**Set exercise:** Transcribe the material exactly. Images do not belong in the copy.

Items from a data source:
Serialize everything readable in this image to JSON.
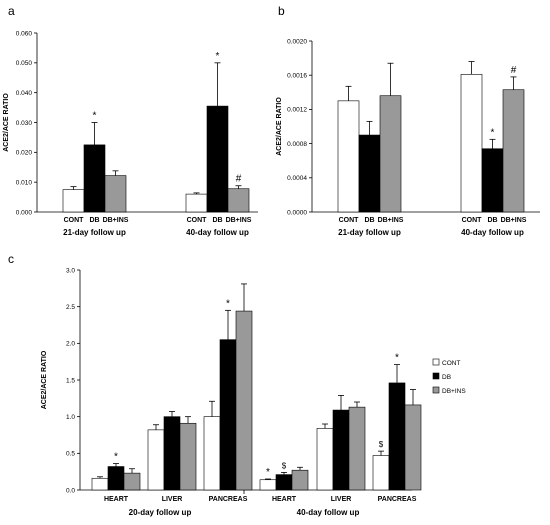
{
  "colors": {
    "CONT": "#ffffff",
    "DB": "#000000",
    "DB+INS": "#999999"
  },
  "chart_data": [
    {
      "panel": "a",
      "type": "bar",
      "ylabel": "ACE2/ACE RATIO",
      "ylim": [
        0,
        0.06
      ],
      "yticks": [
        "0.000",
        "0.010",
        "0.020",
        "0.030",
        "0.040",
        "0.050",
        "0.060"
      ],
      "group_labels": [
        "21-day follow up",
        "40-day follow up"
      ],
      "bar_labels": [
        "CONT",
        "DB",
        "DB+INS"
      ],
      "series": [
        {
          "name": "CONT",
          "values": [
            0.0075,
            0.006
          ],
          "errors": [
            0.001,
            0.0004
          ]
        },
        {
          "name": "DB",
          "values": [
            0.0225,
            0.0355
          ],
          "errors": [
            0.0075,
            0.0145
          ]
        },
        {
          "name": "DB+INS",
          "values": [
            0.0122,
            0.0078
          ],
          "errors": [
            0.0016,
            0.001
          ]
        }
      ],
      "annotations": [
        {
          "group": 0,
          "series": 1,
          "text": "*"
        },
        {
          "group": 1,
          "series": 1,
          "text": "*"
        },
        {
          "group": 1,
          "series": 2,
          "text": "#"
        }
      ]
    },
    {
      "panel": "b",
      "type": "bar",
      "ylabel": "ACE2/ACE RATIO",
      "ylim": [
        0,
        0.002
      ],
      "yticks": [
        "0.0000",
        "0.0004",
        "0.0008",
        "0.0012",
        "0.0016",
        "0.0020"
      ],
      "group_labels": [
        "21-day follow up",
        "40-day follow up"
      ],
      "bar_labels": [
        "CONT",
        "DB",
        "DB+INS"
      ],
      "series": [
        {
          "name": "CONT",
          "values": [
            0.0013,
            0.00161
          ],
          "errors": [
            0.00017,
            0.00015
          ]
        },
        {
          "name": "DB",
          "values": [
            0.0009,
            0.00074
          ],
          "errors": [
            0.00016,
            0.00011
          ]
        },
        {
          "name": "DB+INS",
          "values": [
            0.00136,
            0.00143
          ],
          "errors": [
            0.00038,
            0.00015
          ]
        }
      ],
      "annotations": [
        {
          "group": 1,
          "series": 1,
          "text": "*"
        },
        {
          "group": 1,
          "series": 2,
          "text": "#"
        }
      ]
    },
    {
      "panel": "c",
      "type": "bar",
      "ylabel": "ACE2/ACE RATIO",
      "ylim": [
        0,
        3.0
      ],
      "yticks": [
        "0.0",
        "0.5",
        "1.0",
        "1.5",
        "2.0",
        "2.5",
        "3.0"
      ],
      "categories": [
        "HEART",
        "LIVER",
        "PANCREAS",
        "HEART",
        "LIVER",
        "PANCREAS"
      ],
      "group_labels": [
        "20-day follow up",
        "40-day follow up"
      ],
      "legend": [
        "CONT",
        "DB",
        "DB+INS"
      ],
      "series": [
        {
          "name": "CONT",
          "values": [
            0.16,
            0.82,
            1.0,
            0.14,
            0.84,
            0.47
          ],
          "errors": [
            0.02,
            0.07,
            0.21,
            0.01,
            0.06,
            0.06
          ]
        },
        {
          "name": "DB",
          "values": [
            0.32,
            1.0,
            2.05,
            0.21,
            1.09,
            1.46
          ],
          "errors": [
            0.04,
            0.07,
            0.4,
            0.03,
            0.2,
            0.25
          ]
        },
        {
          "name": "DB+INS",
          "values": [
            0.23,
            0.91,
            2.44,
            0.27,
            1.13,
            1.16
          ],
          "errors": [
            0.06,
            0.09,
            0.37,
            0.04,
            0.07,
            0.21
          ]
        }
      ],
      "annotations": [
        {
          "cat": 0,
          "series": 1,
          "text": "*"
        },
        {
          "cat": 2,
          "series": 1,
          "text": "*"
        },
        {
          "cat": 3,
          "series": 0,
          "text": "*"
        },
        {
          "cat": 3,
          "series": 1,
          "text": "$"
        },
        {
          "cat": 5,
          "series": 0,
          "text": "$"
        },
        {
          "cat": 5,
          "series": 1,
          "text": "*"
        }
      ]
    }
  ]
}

**Exercise response:**
Serialize everything readable in this image to JSON.
{
  "colors": {
    "CONT": "#ffffff",
    "DB": "#000000",
    "DB+INS": "#999999"
  },
  "chart_data": [
    {
      "panel": "a",
      "type": "bar",
      "ylabel": "ACE2/ACE RATIO",
      "ylim": [
        0,
        0.06
      ],
      "yticks": [
        "0.000",
        "0.010",
        "0.020",
        "0.030",
        "0.040",
        "0.050",
        "0.060"
      ],
      "group_labels": [
        "21-day follow up",
        "40-day follow up"
      ],
      "bar_labels": [
        "CONT",
        "DB",
        "DB+INS"
      ],
      "series": [
        {
          "name": "CONT",
          "values": [
            0.0075,
            0.006
          ],
          "errors": [
            0.001,
            0.0004
          ]
        },
        {
          "name": "DB",
          "values": [
            0.0225,
            0.0355
          ],
          "errors": [
            0.0075,
            0.0145
          ]
        },
        {
          "name": "DB+INS",
          "values": [
            0.0122,
            0.0078
          ],
          "errors": [
            0.0016,
            0.001
          ]
        }
      ],
      "annotations": [
        {
          "group": 0,
          "series": 1,
          "text": "*"
        },
        {
          "group": 1,
          "series": 1,
          "text": "*"
        },
        {
          "group": 1,
          "series": 2,
          "text": "#"
        }
      ]
    },
    {
      "panel": "b",
      "type": "bar",
      "ylabel": "ACE2/ACE RATIO",
      "ylim": [
        0,
        0.002
      ],
      "yticks": [
        "0.0000",
        "0.0004",
        "0.0008",
        "0.0012",
        "0.0016",
        "0.0020"
      ],
      "group_labels": [
        "21-day follow up",
        "40-day follow up"
      ],
      "bar_labels": [
        "CONT",
        "DB",
        "DB+INS"
      ],
      "series": [
        {
          "name": "CONT",
          "values": [
            0.0013,
            0.00161
          ],
          "errors": [
            0.00017,
            0.00015
          ]
        },
        {
          "name": "DB",
          "values": [
            0.0009,
            0.00074
          ],
          "errors": [
            0.00016,
            0.00011
          ]
        },
        {
          "name": "DB+INS",
          "values": [
            0.00136,
            0.00143
          ],
          "errors": [
            0.00038,
            0.00015
          ]
        }
      ],
      "annotations": [
        {
          "group": 1,
          "series": 1,
          "text": "*"
        },
        {
          "group": 1,
          "series": 2,
          "text": "#"
        }
      ]
    },
    {
      "panel": "c",
      "type": "bar",
      "ylabel": "ACE2/ACE RATIO",
      "ylim": [
        0,
        3.0
      ],
      "yticks": [
        "0.0",
        "0.5",
        "1.0",
        "1.5",
        "2.0",
        "2.5",
        "3.0"
      ],
      "categories": [
        "HEART",
        "LIVER",
        "PANCREAS",
        "HEART",
        "LIVER",
        "PANCREAS"
      ],
      "group_labels": [
        "20-day follow up",
        "40-day follow up"
      ],
      "legend": [
        "CONT",
        "DB",
        "DB+INS"
      ],
      "series": [
        {
          "name": "CONT",
          "values": [
            0.16,
            0.82,
            1.0,
            0.14,
            0.84,
            0.47
          ],
          "errors": [
            0.02,
            0.07,
            0.21,
            0.01,
            0.06,
            0.06
          ]
        },
        {
          "name": "DB",
          "values": [
            0.32,
            1.0,
            2.05,
            0.21,
            1.09,
            1.46
          ],
          "errors": [
            0.04,
            0.07,
            0.4,
            0.03,
            0.2,
            0.25
          ]
        },
        {
          "name": "DB+INS",
          "values": [
            0.23,
            0.91,
            2.44,
            0.27,
            1.13,
            1.16
          ],
          "errors": [
            0.06,
            0.09,
            0.37,
            0.04,
            0.07,
            0.21
          ]
        }
      ],
      "annotations": [
        {
          "cat": 0,
          "series": 1,
          "text": "*"
        },
        {
          "cat": 2,
          "series": 1,
          "text": "*"
        },
        {
          "cat": 3,
          "series": 0,
          "text": "*"
        },
        {
          "cat": 3,
          "series": 1,
          "text": "$"
        },
        {
          "cat": 5,
          "series": 0,
          "text": "$"
        },
        {
          "cat": 5,
          "series": 1,
          "text": "*"
        }
      ]
    }
  ]
}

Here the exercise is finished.